━━━━━ Materials provided ━━━━━

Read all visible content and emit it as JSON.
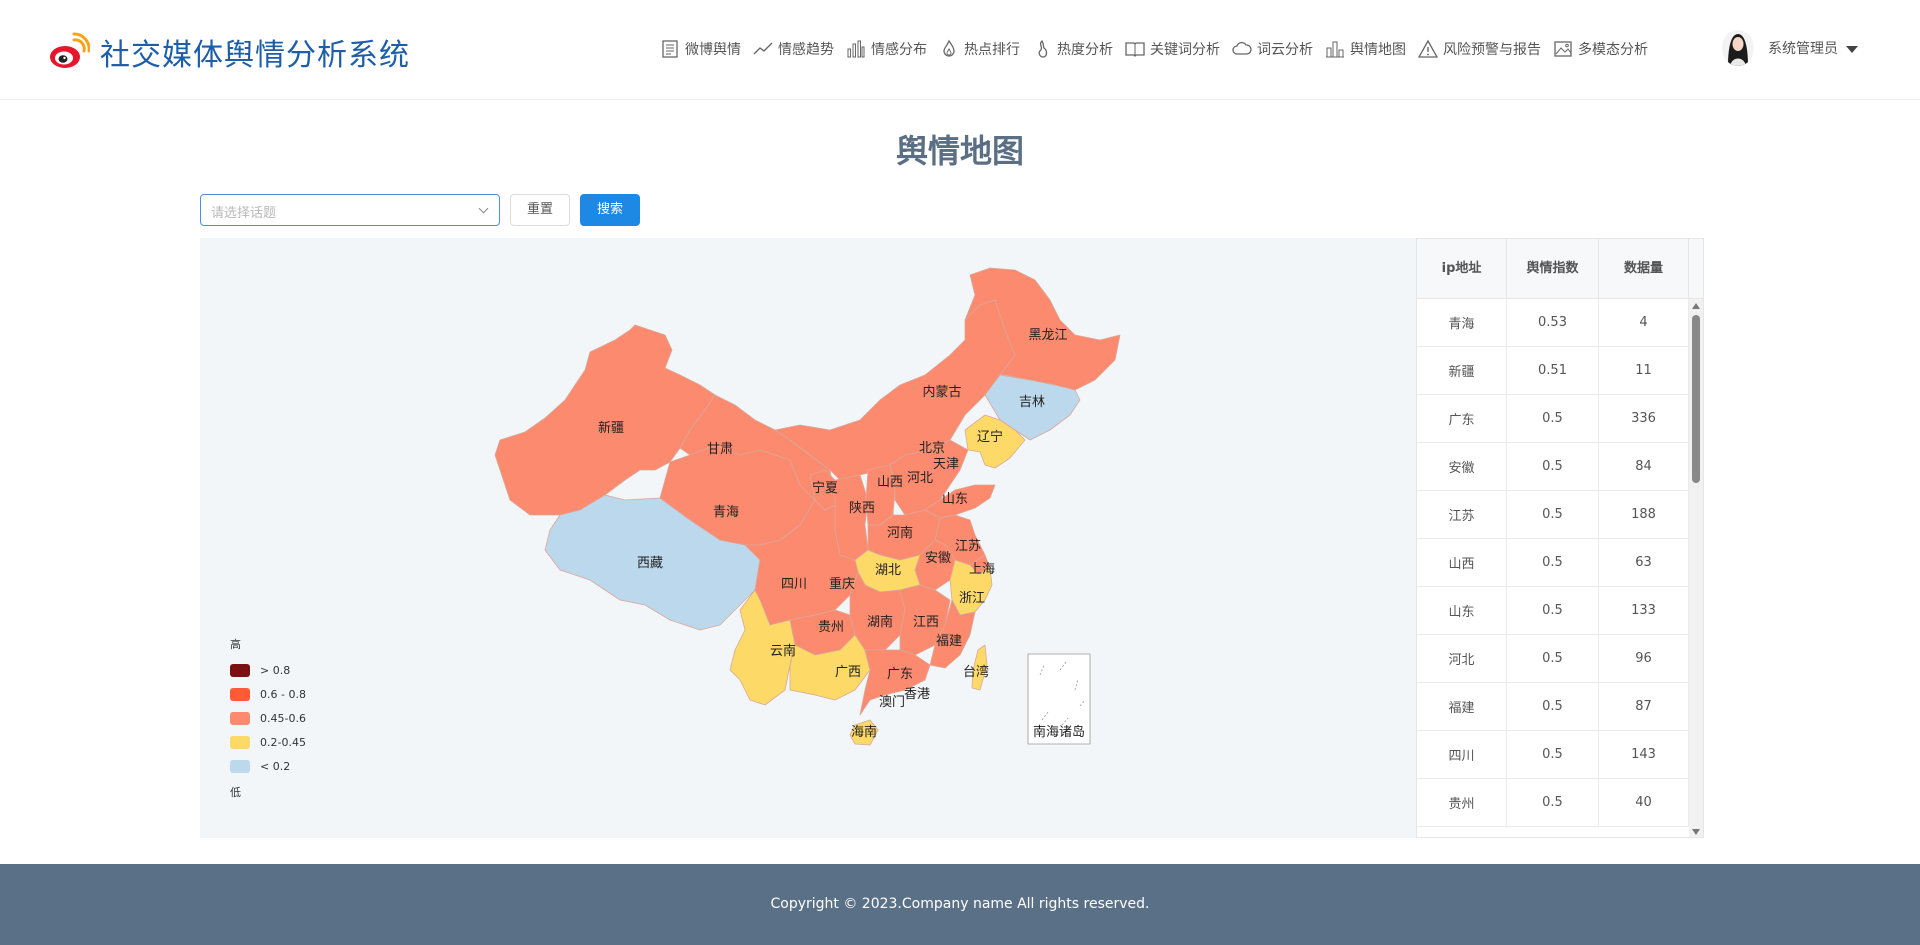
{
  "app": {
    "title": "社交媒体舆情分析系统"
  },
  "nav": {
    "items": [
      {
        "label": "微博舆情",
        "icon": "document-icon"
      },
      {
        "label": "情感趋势",
        "icon": "trend-line-icon"
      },
      {
        "label": "情感分布",
        "icon": "bar-chart-icon"
      },
      {
        "label": "热点排行",
        "icon": "flame-icon"
      },
      {
        "label": "热度分析",
        "icon": "heat-icon"
      },
      {
        "label": "关键词分析",
        "icon": "book-icon"
      },
      {
        "label": "词云分析",
        "icon": "cloud-icon"
      },
      {
        "label": "舆情地图",
        "icon": "map-building-icon"
      },
      {
        "label": "风险预警与报告",
        "icon": "warning-icon"
      },
      {
        "label": "多模态分析",
        "icon": "image-icon"
      }
    ]
  },
  "user": {
    "name": "系统管理员"
  },
  "page": {
    "title": "舆情地图"
  },
  "search": {
    "placeholder": "请选择话题",
    "reset_label": "重置",
    "search_label": "搜索"
  },
  "map": {
    "south_sea_label": "南海诸岛",
    "legend": {
      "high": "高",
      "low": "低",
      "items": [
        {
          "label": "> 0.8",
          "color": "#7a1010"
        },
        {
          "label": "0.6 - 0.8",
          "color": "#ff5a36"
        },
        {
          "label": "0.45-0.6",
          "color": "#fc8a6e"
        },
        {
          "label": "0.2-0.45",
          "color": "#fdd968"
        },
        {
          "label": "< 0.2",
          "color": "#bcd8ec"
        }
      ]
    },
    "province_labels": [
      "黑龙江",
      "内蒙古",
      "吉林",
      "辽宁",
      "新疆",
      "甘肃",
      "北京",
      "天津",
      "宁夏",
      "山西",
      "河北",
      "山东",
      "青海",
      "陕西",
      "河南",
      "江苏",
      "西藏",
      "四川",
      "重庆",
      "湖北",
      "安徽",
      "上海",
      "浙江",
      "贵州",
      "湖南",
      "江西",
      "福建",
      "云南",
      "广西",
      "广东",
      "台湾",
      "香港",
      "澳门",
      "海南"
    ]
  },
  "table": {
    "headers": [
      "ip地址",
      "舆情指数",
      "数据量"
    ],
    "rows": [
      [
        "青海",
        "0.53",
        "4"
      ],
      [
        "新疆",
        "0.51",
        "11"
      ],
      [
        "广东",
        "0.5",
        "336"
      ],
      [
        "安徽",
        "0.5",
        "84"
      ],
      [
        "江苏",
        "0.5",
        "188"
      ],
      [
        "山西",
        "0.5",
        "63"
      ],
      [
        "山东",
        "0.5",
        "133"
      ],
      [
        "河北",
        "0.5",
        "96"
      ],
      [
        "福建",
        "0.5",
        "87"
      ],
      [
        "四川",
        "0.5",
        "143"
      ],
      [
        "贵州",
        "0.5",
        "40"
      ]
    ]
  },
  "footer": {
    "copyright": "Copyright © 2023.Company name All rights reserved."
  },
  "colors": {
    "brand_blue": "#1e5da8",
    "primary_button": "#1e88e5",
    "footer_bg": "#5a7087",
    "map_bg": "#f3f6f9"
  }
}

━━━━━

What the task asks: Will you restate every entry word for word and omit the images?

Output of the exercise:
Read all visible content and emit it as JSON.
{
  "app": {
    "title": "社交媒体舆情分析系统"
  },
  "nav": {
    "items": [
      {
        "label": "微博舆情",
        "icon": "document-icon"
      },
      {
        "label": "情感趋势",
        "icon": "trend-line-icon"
      },
      {
        "label": "情感分布",
        "icon": "bar-chart-icon"
      },
      {
        "label": "热点排行",
        "icon": "flame-icon"
      },
      {
        "label": "热度分析",
        "icon": "heat-icon"
      },
      {
        "label": "关键词分析",
        "icon": "book-icon"
      },
      {
        "label": "词云分析",
        "icon": "cloud-icon"
      },
      {
        "label": "舆情地图",
        "icon": "map-building-icon"
      },
      {
        "label": "风险预警与报告",
        "icon": "warning-icon"
      },
      {
        "label": "多模态分析",
        "icon": "image-icon"
      }
    ]
  },
  "user": {
    "name": "系统管理员"
  },
  "page": {
    "title": "舆情地图"
  },
  "search": {
    "placeholder": "请选择话题",
    "reset_label": "重置",
    "search_label": "搜索"
  },
  "map": {
    "south_sea_label": "南海诸岛",
    "legend": {
      "high": "高",
      "low": "低",
      "items": [
        {
          "label": "> 0.8",
          "color": "#7a1010"
        },
        {
          "label": "0.6 - 0.8",
          "color": "#ff5a36"
        },
        {
          "label": "0.45-0.6",
          "color": "#fc8a6e"
        },
        {
          "label": "0.2-0.45",
          "color": "#fdd968"
        },
        {
          "label": "< 0.2",
          "color": "#bcd8ec"
        }
      ]
    },
    "province_labels": [
      "黑龙江",
      "内蒙古",
      "吉林",
      "辽宁",
      "新疆",
      "甘肃",
      "北京",
      "天津",
      "宁夏",
      "山西",
      "河北",
      "山东",
      "青海",
      "陕西",
      "河南",
      "江苏",
      "西藏",
      "四川",
      "重庆",
      "湖北",
      "安徽",
      "上海",
      "浙江",
      "贵州",
      "湖南",
      "江西",
      "福建",
      "云南",
      "广西",
      "广东",
      "台湾",
      "香港",
      "澳门",
      "海南"
    ]
  },
  "table": {
    "headers": [
      "ip地址",
      "舆情指数",
      "数据量"
    ],
    "rows": [
      [
        "青海",
        "0.53",
        "4"
      ],
      [
        "新疆",
        "0.51",
        "11"
      ],
      [
        "广东",
        "0.5",
        "336"
      ],
      [
        "安徽",
        "0.5",
        "84"
      ],
      [
        "江苏",
        "0.5",
        "188"
      ],
      [
        "山西",
        "0.5",
        "63"
      ],
      [
        "山东",
        "0.5",
        "133"
      ],
      [
        "河北",
        "0.5",
        "96"
      ],
      [
        "福建",
        "0.5",
        "87"
      ],
      [
        "四川",
        "0.5",
        "143"
      ],
      [
        "贵州",
        "0.5",
        "40"
      ]
    ]
  },
  "footer": {
    "copyright": "Copyright © 2023.Company name All rights reserved."
  },
  "colors": {
    "brand_blue": "#1e5da8",
    "primary_button": "#1e88e5",
    "footer_bg": "#5a7087",
    "map_bg": "#f3f6f9"
  }
}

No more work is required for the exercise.